Extracted records
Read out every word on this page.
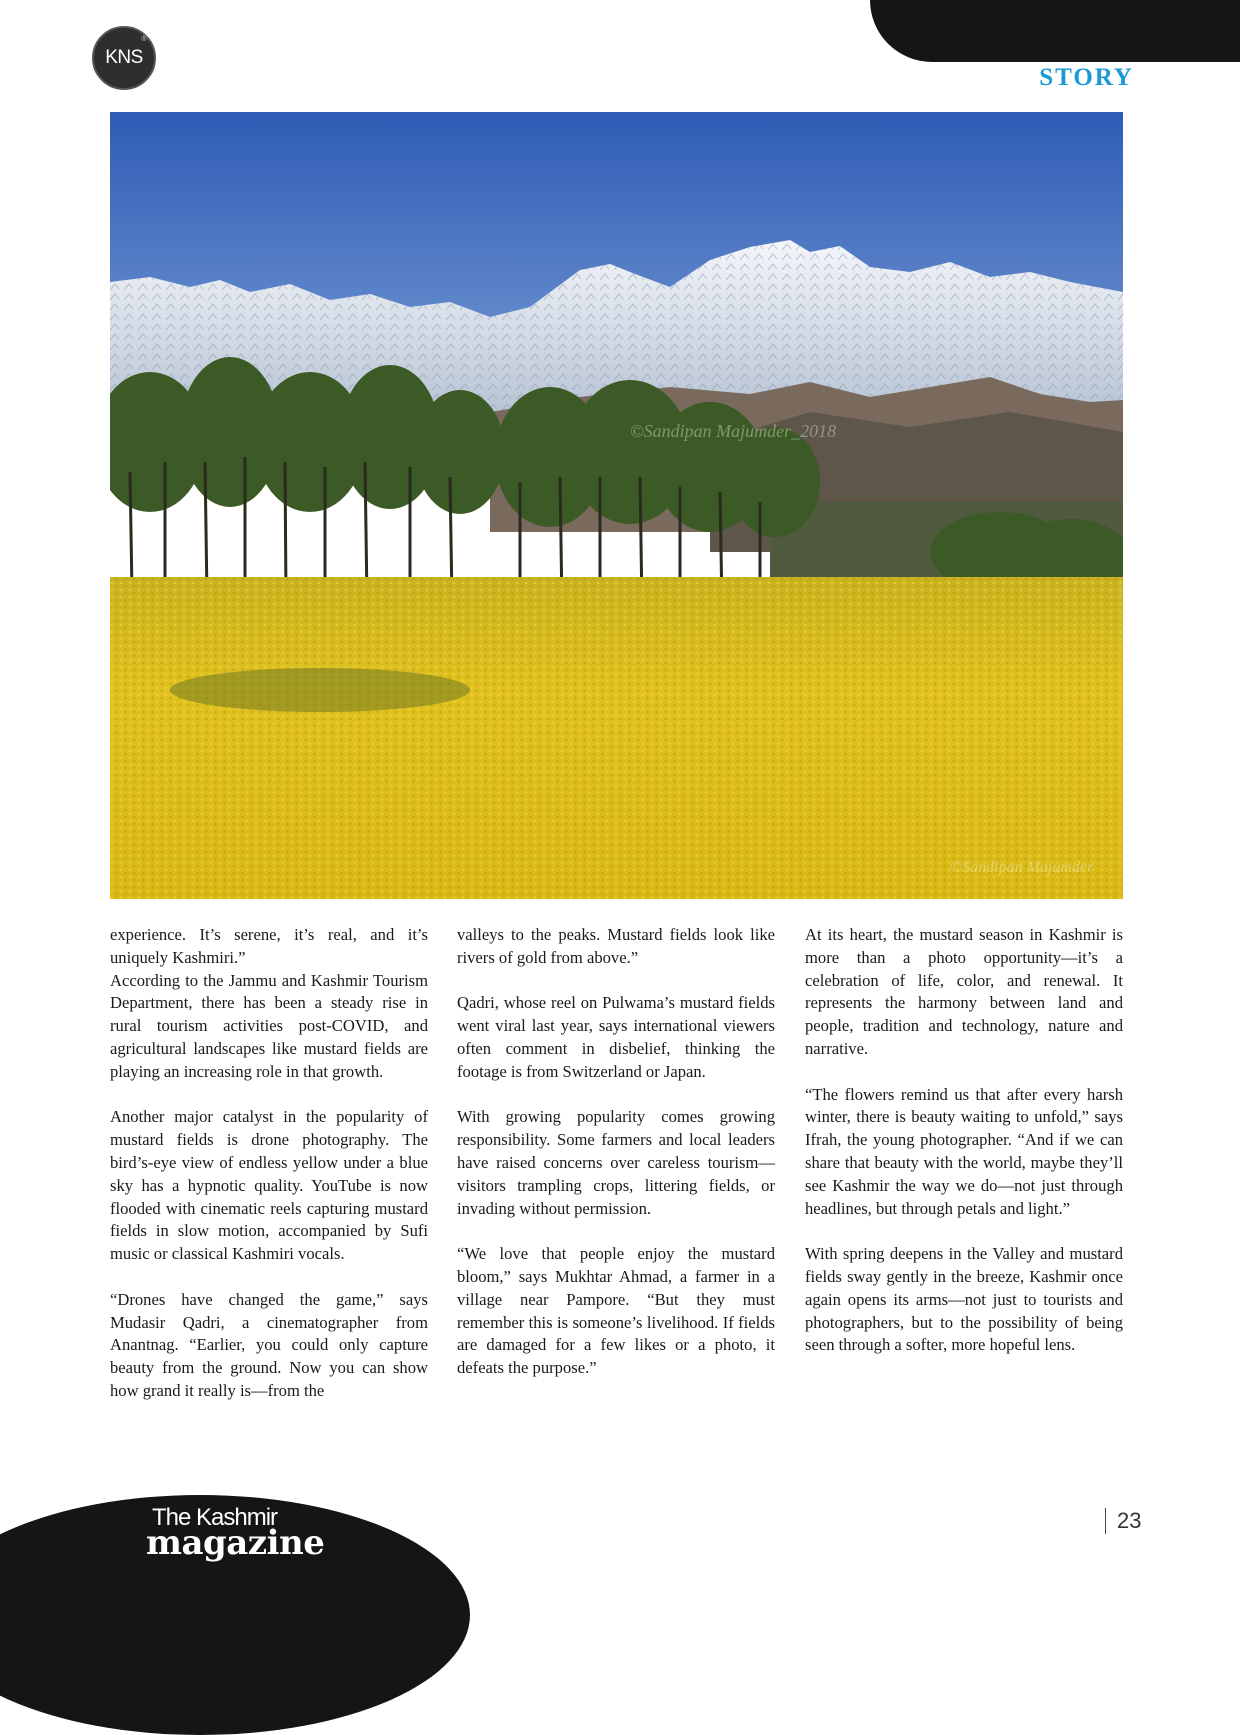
KNS
®
STORY
©Sandipan Majumder_2018
©Sandipan Majumder

experience. It’s serene, it’s real, and it’s uniquely Kashmiri.”

According to the Jammu and Kashmir Tourism Department, there has been a steady rise in rural tourism activities post-COVID, and agricultural landscapes like mustard fields are playing an increasing role in that growth.

Another major catalyst in the popularity of mustard fields is drone photography. The bird’s-eye view of endless yellow under a blue sky has a hypnotic quality. YouTube is now flooded with cinematic reels capturing mustard fields in slow motion, accompanied by Sufi music or classical Kashmiri vocals.

“Drones have changed the game,” says Mudasir Qadri, a cinematographer from Anantnag. “Earlier, you could only capture beauty from the ground. Now you can show how grand it really is—from the

valleys to the peaks. Mustard fields look like rivers of gold from above.”

Qadri, whose reel on Pulwama’s mustard fields went viral last year, says international viewers often comment in disbelief, thinking the footage is from Switzerland or Japan.

With growing popularity comes growing responsibility. Some farmers and local leaders have raised concerns over careless tourism—visitors trampling crops, littering fields, or invading without permission.

“We love that people enjoy the mustard bloom,” says Mukhtar Ahmad, a farmer in a village near Pampore. “But they must remember this is someone’s livelihood. If fields are damaged for a few likes or a photo, it defeats the purpose.”

At its heart, the mustard season in Kashmir is more than a photo opportunity—it’s a celebration of life, color, and renewal. It represents the harmony between land and people, tradition and technology, nature and narrative.

“The flowers remind us that after every harsh winter, there is beauty waiting to unfold,” says Ifrah, the young photographer. “And if we can share that beauty with the world, maybe they’ll see Kashmir the way we do—not just through headlines, but through petals and light.”

With spring deepens in the Valley and mustard fields sway gently in the breeze, Kashmir once again opens its arms—not just to tourists and photographers, but to the possibility of being seen through a softer, more hopeful lens.

The Kashmir
magazine
23
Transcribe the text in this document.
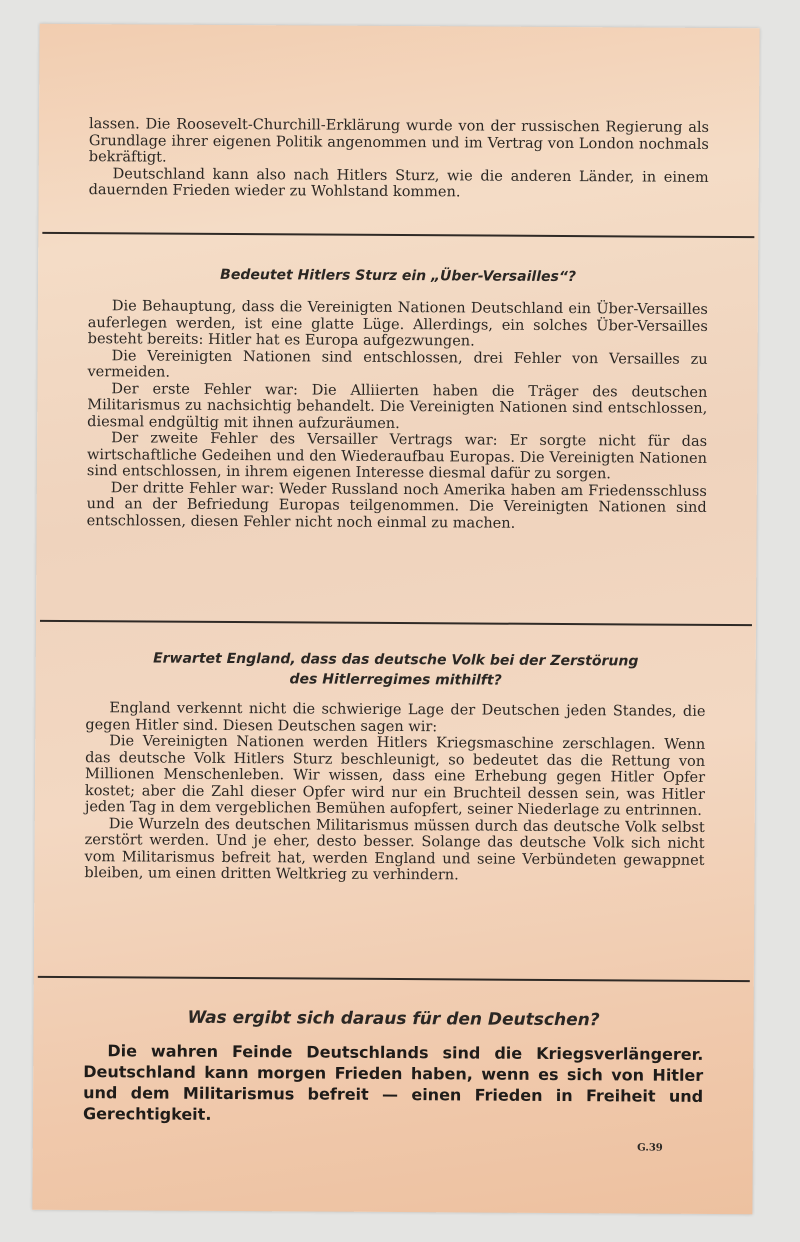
lassen. Die Roosevelt-Churchill-Erklärung wurde von der russischen Regierung als Grundlage ihrer eigenen Politik angenommen und im Vertrag von London nochmals bekräftigt.

Deutschland kann also nach Hitlers Sturz, wie die anderen Länder, in einem dauernden Frieden wieder zu Wohlstand kommen.

Bedeutet Hitlers Sturz ein „Über-Versailles“?

Die Behauptung, dass die Vereinigten Nationen Deutschland ein Über-Versailles auferlegen werden, ist eine glatte Lüge. Allerdings, ein solches Über-Versailles besteht bereits: Hitler hat es Europa aufgezwungen.

Die Vereinigten Nationen sind entschlossen, drei Fehler von Versailles zu vermeiden.

Der erste Fehler war: Die Alliierten haben die Träger des deutschen Militarismus zu nachsichtig behandelt. Die Vereinigten Nationen sind entschlossen, diesmal endgültig mit ihnen aufzuräumen.

Der zweite Fehler des Versailler Vertrags war: Er sorgte nicht für das wirtschaftliche Gedeihen und den Wiederaufbau Europas. Die Vereinigten Nationen sind entschlossen, in ihrem eigenen Interesse diesmal dafür zu sorgen.

Der dritte Fehler war: Weder Russland noch Amerika haben am Friedensschluss und an der Befriedung Europas teilgenommen. Die Vereinigten Nationen sind entschlossen, diesen Fehler nicht noch einmal zu machen.

Erwartet England, dass das deutsche Volk bei der Zerstörung
des Hitlerregimes mithilft?

England verkennt nicht die schwierige Lage der Deutschen jeden Standes, die gegen Hitler sind. Diesen Deutschen sagen wir:

Die Vereinigten Nationen werden Hitlers Kriegsmaschine zerschlagen. Wenn das deutsche Volk Hitlers Sturz beschleunigt, so bedeutet das die Rettung von Millionen Menschenleben. Wir wissen, dass eine Erhebung gegen Hitler Opfer kostet; aber die Zahl dieser Opfer wird nur ein Bruchteil dessen sein, was Hitler jeden Tag in dem vergeblichen Bemühen aufopfert, seiner Niederlage zu entrinnen.

Die Wurzeln des deutschen Militarismus müssen durch das deutsche Volk selbst zerstört werden. Und je eher, desto besser. Solange das deutsche Volk sich nicht vom Militarismus befreit hat, werden England und seine Verbündeten gewappnet bleiben, um einen dritten Weltkrieg zu verhindern.

Was ergibt sich daraus für den Deutschen?

Die wahren Feinde Deutschlands sind die Kriegsverlängerer. Deutschland kann morgen Frieden haben, wenn es sich von Hitler und dem Militarismus befreit — einen Frieden in Freiheit und Gerechtigkeit.

G.39
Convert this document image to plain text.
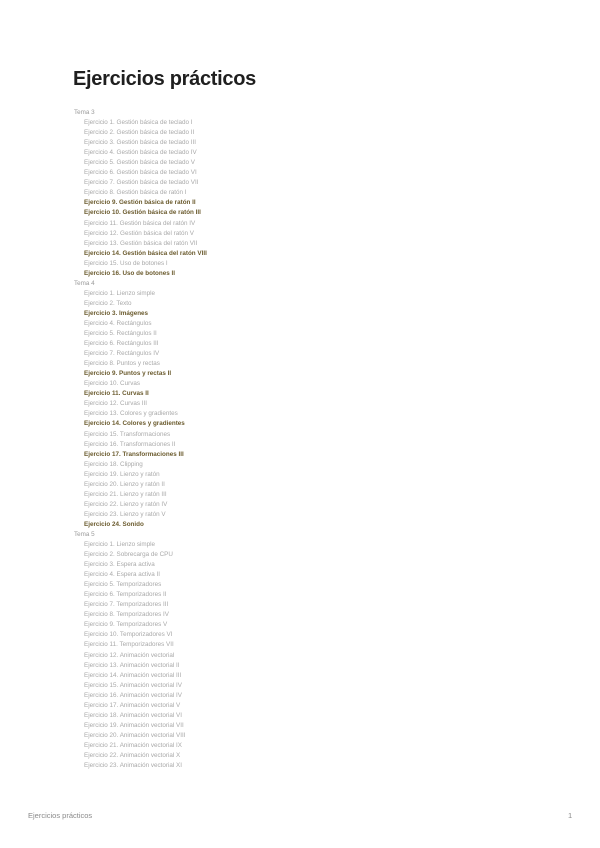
Ejercicios prácticos
Tema 3
Ejercicio 1. Gestión básica de teclado I
Ejercicio 2. Gestión básica de teclado II
Ejercicio 3. Gestión básica de teclado III
Ejercicio 4. Gestión básica de teclado IV
Ejercicio 5. Gestión básica de teclado V
Ejercicio 6. Gestión básica de teclado VI
Ejercicio 7. Gestión básica de teclado VII
Ejercicio 8. Gestión básica de ratón I
Ejercicio 9. Gestión básica de ratón II
Ejercicio 10. Gestión básica de ratón III
Ejercicio 11. Gestión básica del ratón IV
Ejercicio 12. Gestión básica del ratón V
Ejercicio 13. Gestión básica del ratón VII
Ejercicio 14. Gestión básica del ratón VIII
Ejercicio 15. Uso de botones I
Ejercicio 16. Uso de botones II
Tema 4
Ejercicio 1. Lienzo simple
Ejercicio 2. Texto
Ejercicio 3. Imágenes
Ejercicio 4. Rectángulos
Ejercicio 5. Rectángulos II
Ejercicio 6. Rectángulos III
Ejercicio 7. Rectángulos IV
Ejercicio 8. Puntos y rectas
Ejercicio 9. Puntos y rectas II
Ejercicio 10. Curvas
Ejercicio 11. Curvas II
Ejercicio 12. Curvas III
Ejercicio 13. Colores y gradientes
Ejercicio 14. Colores y gradientes
Ejercicio 15. Transformaciones
Ejercicio 16. Transformaciones II
Ejercicio 17. Transformaciones III
Ejercicio 18. Clipping
Ejercicio 19. Lienzo y ratón
Ejercicio 20. Lienzo y ratón II
Ejercicio 21. Lienzo y ratón III
Ejercicio 22. Lienzo y ratón IV
Ejercicio 23. Lienzo y ratón V
Ejercicio 24. Sonido
Tema 5
Ejercicio 1. Lienzo simple
Ejercicio 2. Sobrecarga de CPU
Ejercicio 3. Espera activa
Ejercicio 4. Espera activa II
Ejercicio 5. Temporizadores
Ejercicio 6. Temporizadores II
Ejercicio 7. Temporizadores III
Ejercicio 8. Temporizadores IV
Ejercicio 9. Temporizadores V
Ejercicio 10. Temporizadores VI
Ejercicio 11. Temporizadores VII
Ejercicio 12. Animación vectorial
Ejercicio 13. Animación vectorial II
Ejercicio 14. Animación vectorial III
Ejercicio 15. Animación vectorial IV
Ejercicio 16. Animación vectorial IV
Ejercicio 17. Animación vectorial V
Ejercicio 18. Animación vectorial VI
Ejercicio 19. Animación vectorial VII
Ejercicio 20. Animación vectorial VIII
Ejercicio 21. Animación vectorial IX
Ejercicio 22. Animación vectorial X
Ejercicio 23. Animación vectorial XI
Ejercicios prácticos	1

YOUR GOAL |
Look over the data above and show each line that contains "people".

YOUR RESPONSE |
“We love that people enjoy the mustard bloom,” says Mukhtar Ahmad, a farmer in a village near Pampore. “But they must remember this is someone’s livelihood. If fields are damaged for a few likes or a photo, it defeats the purpose.”
At its heart, the mustard season in Kashmir is more than a photo opportunity—it’s a celebration of life, color, and renewal. It represents the harmony between land and people, tradition and technology, nature and narrative.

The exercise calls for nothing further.